**Exercise description:** Tally the lines that include the word "logo" and reply with nothing but the total.

**Records for this task:**
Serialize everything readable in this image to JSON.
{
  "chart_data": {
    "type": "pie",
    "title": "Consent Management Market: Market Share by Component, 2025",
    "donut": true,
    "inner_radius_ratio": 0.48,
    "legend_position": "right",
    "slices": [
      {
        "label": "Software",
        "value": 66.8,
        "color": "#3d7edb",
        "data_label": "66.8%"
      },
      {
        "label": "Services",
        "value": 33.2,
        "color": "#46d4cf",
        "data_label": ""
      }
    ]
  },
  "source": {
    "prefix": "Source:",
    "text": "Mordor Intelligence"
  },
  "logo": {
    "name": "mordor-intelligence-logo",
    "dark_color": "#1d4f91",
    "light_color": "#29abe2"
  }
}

**Expected answer:** 2